> [What this task involves]:
Without changing a character, return the entries, but not the images they hold.

%%

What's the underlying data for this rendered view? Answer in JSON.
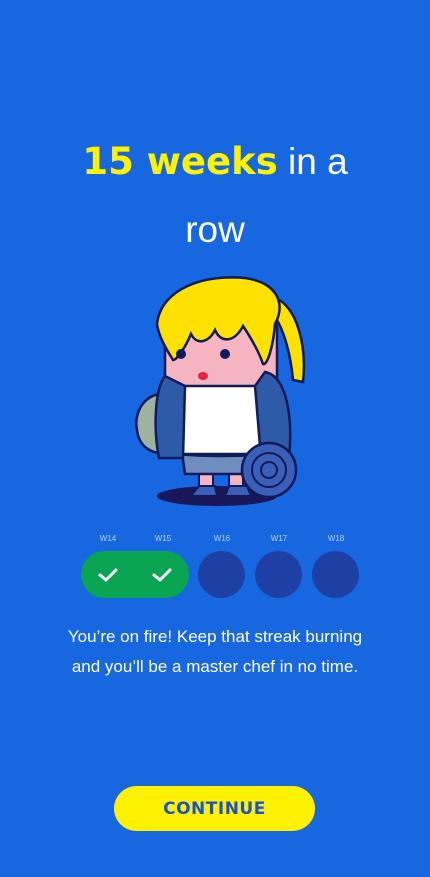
{
  "headline": {
    "highlight": "15 weeks",
    "rest": " in a",
    "line2": "row"
  },
  "illustration": {
    "icon": "character-with-rolled-mat-illustration"
  },
  "weeks": [
    {
      "label": "W14",
      "completed": true
    },
    {
      "label": "W15",
      "completed": true
    },
    {
      "label": "W16",
      "completed": false
    },
    {
      "label": "W17",
      "completed": false
    },
    {
      "label": "W18",
      "completed": false
    }
  ],
  "message": {
    "line1": "You’re on fire! Keep that streak burning",
    "line2": "and you’ll be a master chef in no time."
  },
  "continue_button": {
    "label": "CONTINUE"
  },
  "colors": {
    "background": "#1768e0",
    "accent_yellow": "#fff200",
    "streak_green": "#0aa553",
    "empty_dot": "#1e3fa4"
  }
}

%%

> [The completed task]:
What's the underlying data for this rendered view? Answer in JSON.
{
  "headline": {
    "highlight": "15 weeks",
    "rest": " in a",
    "line2": "row"
  },
  "illustration": {
    "icon": "character-with-rolled-mat-illustration"
  },
  "weeks": [
    {
      "label": "W14",
      "completed": true
    },
    {
      "label": "W15",
      "completed": true
    },
    {
      "label": "W16",
      "completed": false
    },
    {
      "label": "W17",
      "completed": false
    },
    {
      "label": "W18",
      "completed": false
    }
  ],
  "message": {
    "line1": "You’re on fire! Keep that streak burning",
    "line2": "and you’ll be a master chef in no time."
  },
  "continue_button": {
    "label": "CONTINUE"
  },
  "colors": {
    "background": "#1768e0",
    "accent_yellow": "#fff200",
    "streak_green": "#0aa553",
    "empty_dot": "#1e3fa4"
  }
}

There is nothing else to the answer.